● **EXTRACT TO READ**:

-- Begin --

What is so great about the US federal census? It tells you who was living in a household at the time the census was taken. In the United States, the census is taken every ten years, on the year that ends in a zero. It began in 1790, and is still going on every ten years to this day. US federal census records are released to the public seventy-two years after they were originally taken. This means that all US federal census records from 1790 to 1940 are available to the public right now, and the 1950 US federal census will be released to the public in April of 2022.

In the census records from 1790 to 1840, only the names of the heads of the household were included in the census. Everyone else was basically a checkmark under a column listing whether someone else in the household was male or female, and what age category they fell into. Some of the earlier censuses also listed whether someone was black, and if black, free or enslaved. If you know anything about your ancestors from those decades, you can sometimes figure out who was who based on the checkmarks. If not, those checkmarks will give you potential spouses, children, and other relatives to look up and if you’re lucky, discover.

After 1840, the names of everyone in the household began being listed in the 1850 census and onward. This allows you to find out the names of more of the people in your family. The ages were also listed beginning with the 1850 census, which can assist you in locating that person in subsequent census records and in vital records.

In later censuses, even more information on each person listed was added. Depending on the census, you can find such things as the person’s birthplace, birth date, birth places of both of their parents (extremely helpful in finding earlier generations even without their names), whether someone was naturalized or a resident alien, when they came to America, whether they were married, how long they had been married, what their job was, whether they could read or write, whether they were disabled or a veteran (and of which war), whether they attended school in the past year, whether they were unemployed in the past year and for how long, whether they lived in a farm or a house, whether they rented or owned their home, and how many children a woman had given birth to along with how many were still living (also extremely helpful in furthering the names on your family tree).

-- End --

● **JOB A**: Copy the passage on the US federal census from "After 1840, the" up to and including "in vital records.", but swap "household" for "home".
● **JOB B**: Summarize the passage on the US federal census in three sentences.

● **GIVEN ENTRIES**:
-- Begin --

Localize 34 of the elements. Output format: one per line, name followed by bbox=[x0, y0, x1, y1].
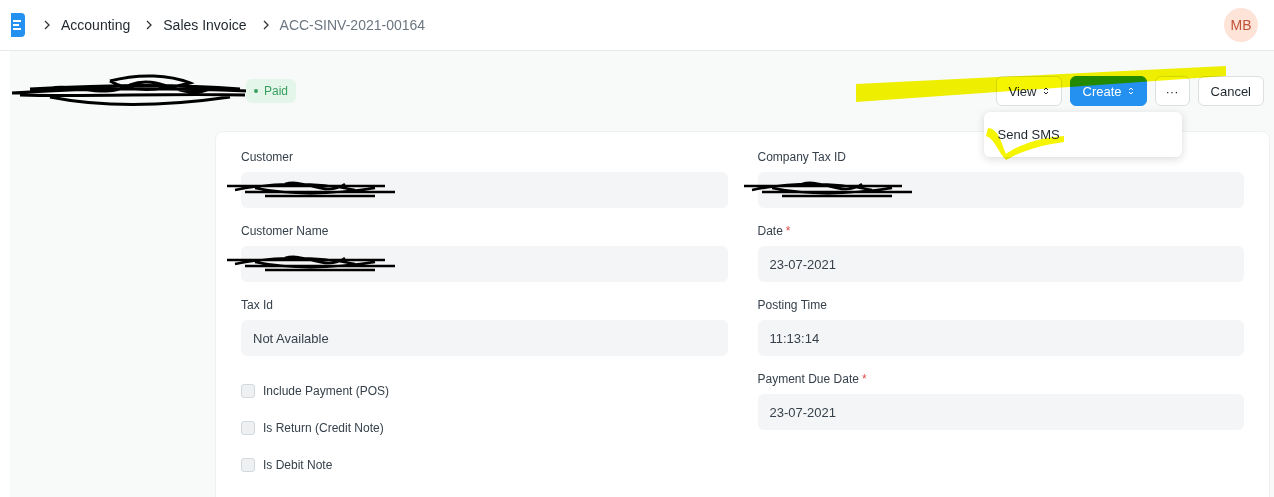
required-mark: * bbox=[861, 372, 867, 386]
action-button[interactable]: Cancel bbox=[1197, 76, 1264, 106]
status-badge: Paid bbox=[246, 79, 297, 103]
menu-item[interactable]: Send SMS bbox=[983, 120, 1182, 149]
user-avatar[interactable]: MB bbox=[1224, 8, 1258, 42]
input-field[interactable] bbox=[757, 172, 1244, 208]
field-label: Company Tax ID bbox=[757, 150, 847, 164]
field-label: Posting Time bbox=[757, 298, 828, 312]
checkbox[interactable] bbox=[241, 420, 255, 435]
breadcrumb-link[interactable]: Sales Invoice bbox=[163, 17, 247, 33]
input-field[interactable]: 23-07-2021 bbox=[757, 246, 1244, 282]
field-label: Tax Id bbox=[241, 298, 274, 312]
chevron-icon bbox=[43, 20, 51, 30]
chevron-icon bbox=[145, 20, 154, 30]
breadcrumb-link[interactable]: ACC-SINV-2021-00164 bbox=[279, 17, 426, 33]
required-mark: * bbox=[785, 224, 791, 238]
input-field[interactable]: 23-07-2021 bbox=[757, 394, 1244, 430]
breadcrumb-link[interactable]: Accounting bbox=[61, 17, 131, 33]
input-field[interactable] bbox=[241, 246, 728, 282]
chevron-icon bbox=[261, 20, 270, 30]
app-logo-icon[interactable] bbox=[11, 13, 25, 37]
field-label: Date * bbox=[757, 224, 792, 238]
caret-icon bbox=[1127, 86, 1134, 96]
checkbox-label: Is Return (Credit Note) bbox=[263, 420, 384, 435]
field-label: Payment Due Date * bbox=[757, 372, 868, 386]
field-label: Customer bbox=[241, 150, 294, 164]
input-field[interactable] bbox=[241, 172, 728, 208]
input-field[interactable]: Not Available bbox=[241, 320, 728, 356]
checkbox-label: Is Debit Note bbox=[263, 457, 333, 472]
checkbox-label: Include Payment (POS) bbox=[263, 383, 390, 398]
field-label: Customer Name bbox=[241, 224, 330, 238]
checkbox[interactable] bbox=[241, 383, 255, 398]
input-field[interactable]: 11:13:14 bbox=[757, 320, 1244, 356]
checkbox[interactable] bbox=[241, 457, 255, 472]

-- End --

● **FULL SOLUTION A**:
After 1840, the names of everyone in the home began being listed in the 1850 census and onward. This allows you to find out the names of more of the people in your family. The ages were also listed beginning with the 1850 census, which can assist you in locating that person in subsequent census records and in vital records.

● **FULL SOLUTION B**: The US federal census has been taken every ten years since 1790 and shows who was living in a household at that time, with records released to the public seventy-two years after they were taken. From 1790 to 1840, only heads of household were named and everyone else appeared as checkmarks by sex and age category, but beginning with the 1850 census, everyone's name and age were listed. Later censuses added further details, such as birthplaces, parents' birthplaces, immigration and marriage information, occupation, literacy, and home ownership.